Dataset extract:
☆ ☆ ☆

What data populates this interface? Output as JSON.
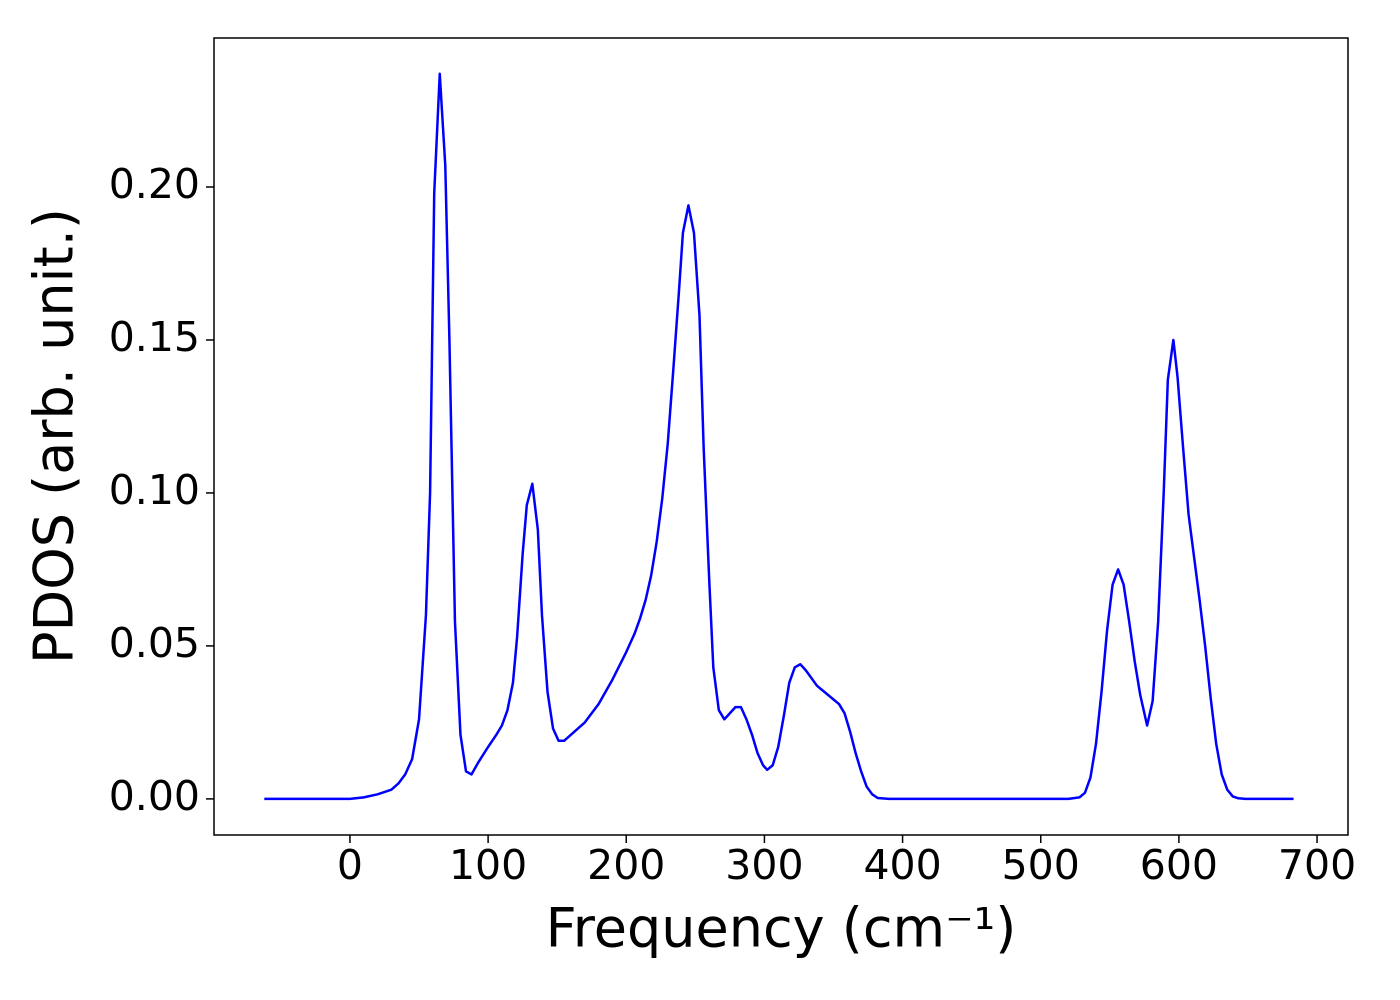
{
  "chart_data": {
    "type": "line",
    "xlabel": "Frequency (cm⁻¹)",
    "ylabel": "PDOS (arb. unit.)",
    "color": "#0000ff",
    "x": [
      -62,
      0,
      10,
      20,
      30,
      35,
      40,
      45,
      50,
      55,
      58,
      61,
      65,
      69,
      72,
      76,
      80,
      84,
      88,
      93,
      100,
      106,
      110,
      114,
      118,
      121,
      125,
      128,
      132,
      136,
      139,
      143,
      147,
      151,
      155,
      160,
      170,
      180,
      190,
      200,
      206,
      210,
      214,
      218,
      222,
      226,
      230,
      234,
      238,
      241,
      245,
      249,
      253,
      256,
      260,
      263,
      267,
      271,
      275,
      279,
      283,
      287,
      291,
      295,
      299,
      302,
      306,
      310,
      314,
      318,
      322,
      326,
      330,
      338,
      346,
      354,
      358,
      362,
      366,
      370,
      374,
      378,
      382,
      390,
      520,
      528,
      532,
      536,
      540,
      544,
      548,
      552,
      556,
      560,
      564,
      568,
      572,
      577,
      581,
      585,
      589,
      592,
      596,
      599,
      603,
      607,
      611,
      615,
      619,
      623,
      627,
      631,
      635,
      639,
      643,
      648,
      683
    ],
    "values": [
      0,
      0,
      0.0005,
      0.0015,
      0.003,
      0.005,
      0.008,
      0.013,
      0.026,
      0.06,
      0.1,
      0.198,
      0.237,
      0.207,
      0.15,
      0.058,
      0.021,
      0.009,
      0.008,
      0.012,
      0.017,
      0.021,
      0.024,
      0.029,
      0.038,
      0.053,
      0.08,
      0.096,
      0.103,
      0.088,
      0.06,
      0.035,
      0.023,
      0.019,
      0.019,
      0.021,
      0.025,
      0.031,
      0.039,
      0.048,
      0.054,
      0.059,
      0.065,
      0.073,
      0.084,
      0.098,
      0.116,
      0.14,
      0.165,
      0.185,
      0.194,
      0.185,
      0.158,
      0.115,
      0.072,
      0.043,
      0.029,
      0.026,
      0.028,
      0.03,
      0.03,
      0.026,
      0.021,
      0.015,
      0.011,
      0.0095,
      0.011,
      0.017,
      0.027,
      0.038,
      0.043,
      0.044,
      0.042,
      0.037,
      0.034,
      0.031,
      0.028,
      0.022,
      0.015,
      0.009,
      0.004,
      0.0015,
      0.0003,
      0,
      0,
      0.0005,
      0.002,
      0.007,
      0.018,
      0.035,
      0.055,
      0.07,
      0.075,
      0.07,
      0.058,
      0.045,
      0.034,
      0.024,
      0.032,
      0.058,
      0.1,
      0.137,
      0.15,
      0.138,
      0.115,
      0.093,
      0.079,
      0.065,
      0.05,
      0.033,
      0.018,
      0.008,
      0.003,
      0.0008,
      0.0002,
      0,
      0
    ],
    "xlim": [
      -98.4,
      722.4
    ],
    "xticks": [
      0,
      100,
      200,
      300,
      400,
      500,
      600,
      700
    ],
    "ylim": [
      -0.0118,
      0.2487
    ],
    "yticks": [
      {
        "value": 0,
        "label": "0.00"
      },
      {
        "value": 0.05,
        "label": "0.05"
      },
      {
        "value": 0.1,
        "label": "0.10"
      },
      {
        "value": 0.15,
        "label": "0.15"
      },
      {
        "value": 0.2,
        "label": "0.20"
      }
    ],
    "grid": false
  }
}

☆ ☆ ☆

Short problem: Copy out all the entries exactly. Images stay out of the copy.

Correct answer:
What data populates this interface? Output as JSON.
{
  "chart_data": {
    "type": "line",
    "xlabel": "Frequency (cm⁻¹)",
    "ylabel": "PDOS (arb. unit.)",
    "color": "#0000ff",
    "x": [
      -62,
      0,
      10,
      20,
      30,
      35,
      40,
      45,
      50,
      55,
      58,
      61,
      65,
      69,
      72,
      76,
      80,
      84,
      88,
      93,
      100,
      106,
      110,
      114,
      118,
      121,
      125,
      128,
      132,
      136,
      139,
      143,
      147,
      151,
      155,
      160,
      170,
      180,
      190,
      200,
      206,
      210,
      214,
      218,
      222,
      226,
      230,
      234,
      238,
      241,
      245,
      249,
      253,
      256,
      260,
      263,
      267,
      271,
      275,
      279,
      283,
      287,
      291,
      295,
      299,
      302,
      306,
      310,
      314,
      318,
      322,
      326,
      330,
      338,
      346,
      354,
      358,
      362,
      366,
      370,
      374,
      378,
      382,
      390,
      520,
      528,
      532,
      536,
      540,
      544,
      548,
      552,
      556,
      560,
      564,
      568,
      572,
      577,
      581,
      585,
      589,
      592,
      596,
      599,
      603,
      607,
      611,
      615,
      619,
      623,
      627,
      631,
      635,
      639,
      643,
      648,
      683
    ],
    "values": [
      0,
      0,
      0.0005,
      0.0015,
      0.003,
      0.005,
      0.008,
      0.013,
      0.026,
      0.06,
      0.1,
      0.198,
      0.237,
      0.207,
      0.15,
      0.058,
      0.021,
      0.009,
      0.008,
      0.012,
      0.017,
      0.021,
      0.024,
      0.029,
      0.038,
      0.053,
      0.08,
      0.096,
      0.103,
      0.088,
      0.06,
      0.035,
      0.023,
      0.019,
      0.019,
      0.021,
      0.025,
      0.031,
      0.039,
      0.048,
      0.054,
      0.059,
      0.065,
      0.073,
      0.084,
      0.098,
      0.116,
      0.14,
      0.165,
      0.185,
      0.194,
      0.185,
      0.158,
      0.115,
      0.072,
      0.043,
      0.029,
      0.026,
      0.028,
      0.03,
      0.03,
      0.026,
      0.021,
      0.015,
      0.011,
      0.0095,
      0.011,
      0.017,
      0.027,
      0.038,
      0.043,
      0.044,
      0.042,
      0.037,
      0.034,
      0.031,
      0.028,
      0.022,
      0.015,
      0.009,
      0.004,
      0.0015,
      0.0003,
      0,
      0,
      0.0005,
      0.002,
      0.007,
      0.018,
      0.035,
      0.055,
      0.07,
      0.075,
      0.07,
      0.058,
      0.045,
      0.034,
      0.024,
      0.032,
      0.058,
      0.1,
      0.137,
      0.15,
      0.138,
      0.115,
      0.093,
      0.079,
      0.065,
      0.05,
      0.033,
      0.018,
      0.008,
      0.003,
      0.0008,
      0.0002,
      0,
      0
    ],
    "xlim": [
      -98.4,
      722.4
    ],
    "xticks": [
      0,
      100,
      200,
      300,
      400,
      500,
      600,
      700
    ],
    "ylim": [
      -0.0118,
      0.2487
    ],
    "yticks": [
      {
        "value": 0,
        "label": "0.00"
      },
      {
        "value": 0.05,
        "label": "0.05"
      },
      {
        "value": 0.1,
        "label": "0.10"
      },
      {
        "value": 0.15,
        "label": "0.15"
      },
      {
        "value": 0.2,
        "label": "0.20"
      }
    ],
    "grid": false
  }
}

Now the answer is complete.